(EXERCISE AIM):
Report the total number of lines that include the string "velocity", without any other text.

Extracts from a graphics dataset
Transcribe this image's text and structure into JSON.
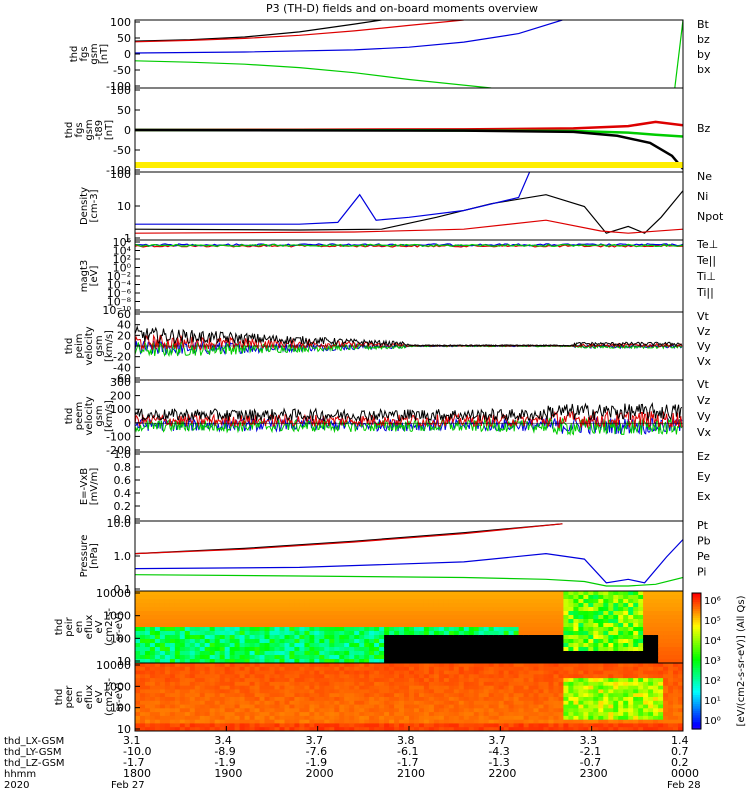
{
  "title": "P3 (TH-D) fields and on-board moments overview",
  "chart_data": [
    {
      "type": "line",
      "id": "fgs",
      "ylabel": [
        "thd",
        "fgs",
        "gsm",
        "[nT]"
      ],
      "ylim": [
        -100,
        100
      ],
      "yticks": [
        "100",
        "50",
        "0",
        "-50",
        "-100"
      ],
      "legend": [
        {
          "label": "Bt",
          "color": "#000000"
        },
        {
          "label": "bz",
          "color": "#dd0000"
        },
        {
          "label": "by",
          "color": "#00cc00"
        },
        {
          "label": "bx",
          "color": "#0000dd"
        }
      ],
      "series": [
        {
          "name": "Bt",
          "color": "#000000",
          "x": [
            0,
            0.1,
            0.2,
            0.3,
            0.4,
            0.45
          ],
          "y": [
            38,
            42,
            50,
            65,
            88,
            100
          ]
        },
        {
          "name": "bz",
          "color": "#dd0000",
          "x": [
            0,
            0.1,
            0.2,
            0.3,
            0.4,
            0.5,
            0.6
          ],
          "y": [
            36,
            40,
            46,
            55,
            68,
            84,
            100
          ]
        },
        {
          "name": "by",
          "color": "#00cc00",
          "x": [
            0,
            0.1,
            0.2,
            0.3,
            0.4,
            0.5,
            0.65
          ],
          "y": [
            -20,
            -24,
            -30,
            -40,
            -55,
            -75,
            -100
          ]
        },
        {
          "name": "bx",
          "color": "#0000dd",
          "x": [
            0,
            0.2,
            0.4,
            0.5,
            0.6,
            0.7,
            0.78
          ],
          "y": [
            3,
            6,
            12,
            20,
            35,
            60,
            100
          ]
        },
        {
          "name": "by-end",
          "color": "#00cc00",
          "x": [
            0.985,
            1.0
          ],
          "y": [
            -100,
            100
          ]
        }
      ]
    },
    {
      "type": "line",
      "id": "fgs-dz",
      "ylabel": [
        "thd",
        "fgs",
        "gsm",
        "-t89",
        "[nT]"
      ],
      "ylim": [
        -130,
        130
      ],
      "yticks": [
        "100",
        "50",
        "0",
        "-50",
        "-100"
      ],
      "legend": [
        {
          "label": "Bz",
          "color": "#dd0000"
        }
      ],
      "series": [
        {
          "name": "Bz",
          "color": "#dd0000",
          "x": [
            0,
            0.3,
            0.6,
            0.8,
            0.9,
            0.95,
            1.0
          ],
          "y": [
            0,
            1,
            2,
            5,
            12,
            25,
            15
          ]
        },
        {
          "name": "By",
          "color": "#00cc00",
          "x": [
            0,
            0.5,
            0.8,
            0.9,
            0.95,
            1.0
          ],
          "y": [
            0,
            -1,
            -3,
            -8,
            -15,
            -20
          ]
        },
        {
          "name": "Bt",
          "color": "#000000",
          "x": [
            0,
            0.6,
            0.8,
            0.88,
            0.94,
            0.98,
            1.0
          ],
          "y": [
            0,
            -2,
            -6,
            -18,
            -40,
            -80,
            -120
          ]
        }
      ],
      "bar_color": "#ffee00"
    },
    {
      "type": "line",
      "id": "density",
      "scale": "log",
      "ylabel": [
        "Density",
        "[cm-3]"
      ],
      "ylim": [
        0.2,
        200
      ],
      "yticks": [
        "100",
        "10",
        "1"
      ],
      "legend": [
        {
          "label": "Ne",
          "color": "#dd0000"
        },
        {
          "label": "Ni",
          "color": "#000000"
        },
        {
          "label": "Npot",
          "color": "#0000dd"
        }
      ],
      "series": [
        {
          "name": "Ni",
          "color": "#000000",
          "x": [
            0,
            0.3,
            0.45,
            0.55,
            0.65,
            0.75,
            0.82,
            0.86,
            0.9,
            0.93,
            0.96,
            1.0
          ],
          "y": [
            0.6,
            0.55,
            0.6,
            2,
            8,
            20,
            6,
            0.4,
            0.8,
            0.4,
            2,
            30
          ]
        },
        {
          "name": "Ne",
          "color": "#dd0000",
          "x": [
            0,
            0.4,
            0.6,
            0.75,
            0.85,
            0.9,
            1.0
          ],
          "y": [
            0.4,
            0.45,
            0.6,
            1.5,
            0.5,
            0.4,
            0.6
          ]
        },
        {
          "name": "Npot",
          "color": "#0000dd",
          "x": [
            0,
            0.3,
            0.37,
            0.41,
            0.44,
            0.5,
            0.6,
            0.7,
            0.72
          ],
          "y": [
            1,
            1,
            1.2,
            20,
            1.5,
            2,
            4,
            15,
            200
          ]
        }
      ]
    },
    {
      "type": "line",
      "id": "temperature",
      "scale": "log",
      "ylabel": [
        "magt3",
        "[eV]"
      ],
      "ylim": [
        "10^-10",
        "10^6"
      ],
      "yticks": [
        "10⁶",
        "10⁴",
        "10²",
        "10⁰",
        "10⁻²",
        "10⁻⁴",
        "10⁻⁶",
        "10⁻⁸",
        "10⁻¹⁰"
      ],
      "legend": [
        {
          "label": "Te⊥",
          "color": "#dd0000"
        },
        {
          "label": "Te||",
          "color": "#000000"
        },
        {
          "label": "Ti⊥",
          "color": "#0000dd"
        },
        {
          "label": "Ti||",
          "color": "#00cc00"
        }
      ],
      "series": [
        {
          "name": "Te⊥",
          "color": "#dd0000",
          "x": [
            0,
            1
          ],
          "y": [
            5.0,
            5.2
          ]
        },
        {
          "name": "Ti⊥",
          "color": "#0000dd",
          "x": [
            0,
            1
          ],
          "y": [
            5.4,
            5.5
          ]
        },
        {
          "name": "Ti||",
          "color": "#00cc00",
          "x": [
            0,
            1
          ],
          "y": [
            5.2,
            5.3
          ]
        }
      ]
    },
    {
      "type": "line",
      "id": "peim-velocity",
      "noisy": true,
      "ylabel": [
        "thd",
        "peim",
        "velocity",
        "gsm",
        "[km/s]"
      ],
      "ylim": [
        -60,
        60
      ],
      "yticks": [
        "60",
        "40",
        "20",
        "0",
        "-20",
        "-40",
        "-60"
      ],
      "legend": [
        {
          "label": "Vt",
          "color": "#000000"
        },
        {
          "label": "Vz",
          "color": "#dd0000"
        },
        {
          "label": "Vy",
          "color": "#00cc00"
        },
        {
          "label": "Vx",
          "color": "#0000dd"
        }
      ]
    },
    {
      "type": "line",
      "id": "peem-velocity",
      "noisy": true,
      "ylabel": [
        "thd",
        "peem",
        "velocity",
        "gsm",
        "[km/s]"
      ],
      "ylim": [
        -200,
        300
      ],
      "yticks": [
        "300",
        "200",
        "100",
        "0",
        "-100",
        "-200"
      ],
      "legend": [
        {
          "label": "Vt",
          "color": "#000000"
        },
        {
          "label": "Vz",
          "color": "#dd0000"
        },
        {
          "label": "Vy",
          "color": "#00cc00"
        },
        {
          "label": "Vx",
          "color": "#0000dd"
        }
      ]
    },
    {
      "type": "line",
      "id": "efield",
      "ylabel": [
        "E=-VxB",
        "[mV/m]"
      ],
      "ylim": [
        0.0,
        1.0
      ],
      "yticks": [
        "1.0",
        "0.8",
        "0.6",
        "0.4",
        "0.2",
        "0.0"
      ],
      "legend": [
        {
          "label": "Ez",
          "color": "#dd0000"
        },
        {
          "label": "Ey",
          "color": "#00cc00"
        },
        {
          "label": "Ex",
          "color": "#0000dd"
        }
      ],
      "series": []
    },
    {
      "type": "line",
      "id": "pressure",
      "scale": "log",
      "ylabel": [
        "Pressure",
        "[nPa]"
      ],
      "ylim": [
        0.015,
        20
      ],
      "yticks": [
        "10.0",
        "1.0",
        "0.1"
      ],
      "legend": [
        {
          "label": "Pt",
          "color": "#000000"
        },
        {
          "label": "Pb",
          "color": "#dd0000"
        },
        {
          "label": "Pe",
          "color": "#00cc00"
        },
        {
          "label": "Pi",
          "color": "#0000dd"
        }
      ],
      "series": [
        {
          "name": "Pt",
          "color": "#000000",
          "x": [
            0,
            0.2,
            0.4,
            0.6,
            0.78
          ],
          "y": [
            0.7,
            1.2,
            2.5,
            6,
            15
          ]
        },
        {
          "name": "Pb",
          "color": "#dd0000",
          "x": [
            0,
            0.2,
            0.4,
            0.6,
            0.78
          ],
          "y": [
            0.7,
            1.1,
            2.3,
            5.5,
            15
          ]
        },
        {
          "name": "Pi",
          "color": "#0000dd",
          "x": [
            0,
            0.3,
            0.6,
            0.75,
            0.82,
            0.86,
            0.9,
            0.93,
            0.97,
            1.0
          ],
          "y": [
            0.15,
            0.17,
            0.3,
            0.7,
            0.4,
            0.035,
            0.05,
            0.035,
            0.5,
            3
          ]
        },
        {
          "name": "Pe",
          "color": "#00cc00",
          "x": [
            0,
            0.3,
            0.6,
            0.75,
            0.82,
            0.86,
            0.9,
            0.95,
            1.0
          ],
          "y": [
            0.08,
            0.07,
            0.06,
            0.05,
            0.04,
            0.025,
            0.025,
            0.03,
            0.06
          ]
        }
      ]
    },
    {
      "type": "heatmap",
      "id": "peir",
      "ylabel": [
        "thd",
        "peir",
        "en",
        "eflux",
        "eV",
        "(cm2-s-",
        "sr-eV)"
      ],
      "yticks": [
        "10000",
        "1000",
        "100",
        "10"
      ]
    },
    {
      "type": "heatmap",
      "id": "peer",
      "ylabel": [
        "thd",
        "peer",
        "en",
        "eflux",
        "eV",
        "(cm2-s-",
        "sr-eV)"
      ],
      "yticks": [
        "10000",
        "1000",
        "100",
        "10"
      ]
    }
  ],
  "colorbar": {
    "label": "[eV/(cm2-s-sr-eV)] (All Qs)",
    "ticks": [
      "10⁶",
      "10⁵",
      "10⁴",
      "10³",
      "10²",
      "10¹",
      "10⁰"
    ]
  },
  "xaxis": {
    "rows": [
      {
        "label": "thd_LX-GSM",
        "values": [
          "3.1",
          "3.4",
          "3.7",
          "3.8",
          "3.7",
          "3.3",
          "1.4"
        ]
      },
      {
        "label": "thd_LY-GSM",
        "values": [
          "-10.0",
          "-8.9",
          "-7.6",
          "-6.1",
          "-4.3",
          "-2.1",
          "0.7"
        ]
      },
      {
        "label": "thd_LZ-GSM",
        "values": [
          "-1.7",
          "-1.9",
          "-1.9",
          "-1.7",
          "-1.3",
          "-0.7",
          "0.2"
        ]
      },
      {
        "label": "hhmm",
        "values": [
          "1800",
          "1900",
          "2000",
          "2100",
          "2200",
          "2300",
          "0000"
        ]
      }
    ],
    "year": "2020",
    "date_start": "Feb 27",
    "date_end": "Feb 28"
  }
}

(FULL SOLUTION):
4